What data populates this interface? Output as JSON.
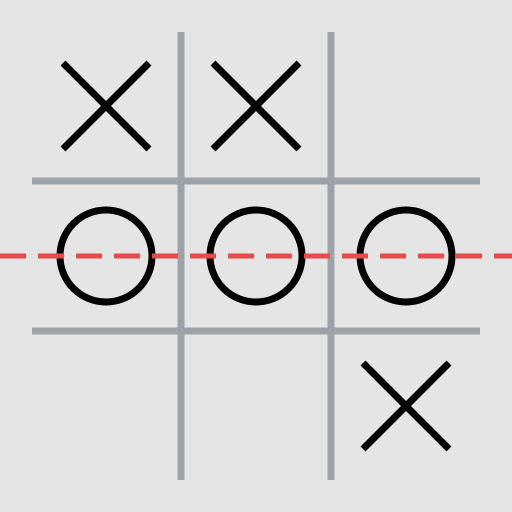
{
  "game": {
    "name": "tic-tac-toe",
    "board": [
      [
        "X",
        "X",
        ""
      ],
      [
        "O",
        "O",
        "O"
      ],
      [
        "",
        "",
        "X"
      ]
    ],
    "winner": "O",
    "winning_line": {
      "type": "row",
      "index": 1
    },
    "colors": {
      "background": "#e5e5e5",
      "grid": "#9ea3aa",
      "mark": "#000000",
      "win_line": "#e84a4a"
    }
  }
}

================================

Transcribe all of the material exactly, leaving out whatever pictures it contains.

[SOLUTION]:
What data populates this interface? Output as JSON.
{
  "game": {
    "name": "tic-tac-toe",
    "board": [
      [
        "X",
        "X",
        ""
      ],
      [
        "O",
        "O",
        "O"
      ],
      [
        "",
        "",
        "X"
      ]
    ],
    "winner": "O",
    "winning_line": {
      "type": "row",
      "index": 1
    },
    "colors": {
      "background": "#e5e5e5",
      "grid": "#9ea3aa",
      "mark": "#000000",
      "win_line": "#e84a4a"
    }
  }
}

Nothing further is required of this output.